-- START SOURCE RECORDS --

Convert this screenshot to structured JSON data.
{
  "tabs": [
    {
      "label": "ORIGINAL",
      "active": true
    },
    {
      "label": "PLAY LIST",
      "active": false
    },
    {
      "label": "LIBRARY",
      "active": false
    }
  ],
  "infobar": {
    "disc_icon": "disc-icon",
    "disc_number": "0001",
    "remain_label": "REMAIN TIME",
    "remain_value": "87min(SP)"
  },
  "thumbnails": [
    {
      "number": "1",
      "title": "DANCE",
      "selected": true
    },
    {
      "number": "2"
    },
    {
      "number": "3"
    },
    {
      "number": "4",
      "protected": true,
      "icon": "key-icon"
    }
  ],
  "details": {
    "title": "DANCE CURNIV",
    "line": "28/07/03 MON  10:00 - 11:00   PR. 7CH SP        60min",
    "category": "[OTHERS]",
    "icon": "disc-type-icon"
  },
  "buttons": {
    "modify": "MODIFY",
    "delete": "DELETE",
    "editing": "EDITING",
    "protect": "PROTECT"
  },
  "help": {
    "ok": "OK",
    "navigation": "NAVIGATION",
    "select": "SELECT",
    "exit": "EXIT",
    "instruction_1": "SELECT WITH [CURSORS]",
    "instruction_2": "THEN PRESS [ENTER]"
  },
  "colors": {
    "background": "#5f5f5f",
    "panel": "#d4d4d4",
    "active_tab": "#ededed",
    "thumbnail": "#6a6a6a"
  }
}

-- END SOURCE RECORDS --

:: PROMPT ::
Write out every line of the records exactly.

:: EXERCISE ANSWER ::
Convert this screenshot to structured JSON data.
{
  "tabs": [
    {
      "label": "ORIGINAL",
      "active": true
    },
    {
      "label": "PLAY LIST",
      "active": false
    },
    {
      "label": "LIBRARY",
      "active": false
    }
  ],
  "infobar": {
    "disc_icon": "disc-icon",
    "disc_number": "0001",
    "remain_label": "REMAIN TIME",
    "remain_value": "87min(SP)"
  },
  "thumbnails": [
    {
      "number": "1",
      "title": "DANCE",
      "selected": true
    },
    {
      "number": "2"
    },
    {
      "number": "3"
    },
    {
      "number": "4",
      "protected": true,
      "icon": "key-icon"
    }
  ],
  "details": {
    "title": "DANCE CURNIV",
    "line": "28/07/03 MON  10:00 - 11:00   PR. 7CH SP        60min",
    "category": "[OTHERS]",
    "icon": "disc-type-icon"
  },
  "buttons": {
    "modify": "MODIFY",
    "delete": "DELETE",
    "editing": "EDITING",
    "protect": "PROTECT"
  },
  "help": {
    "ok": "OK",
    "navigation": "NAVIGATION",
    "select": "SELECT",
    "exit": "EXIT",
    "instruction_1": "SELECT WITH [CURSORS]",
    "instruction_2": "THEN PRESS [ENTER]"
  },
  "colors": {
    "background": "#5f5f5f",
    "panel": "#d4d4d4",
    "active_tab": "#ededed",
    "thumbnail": "#6a6a6a"
  }
}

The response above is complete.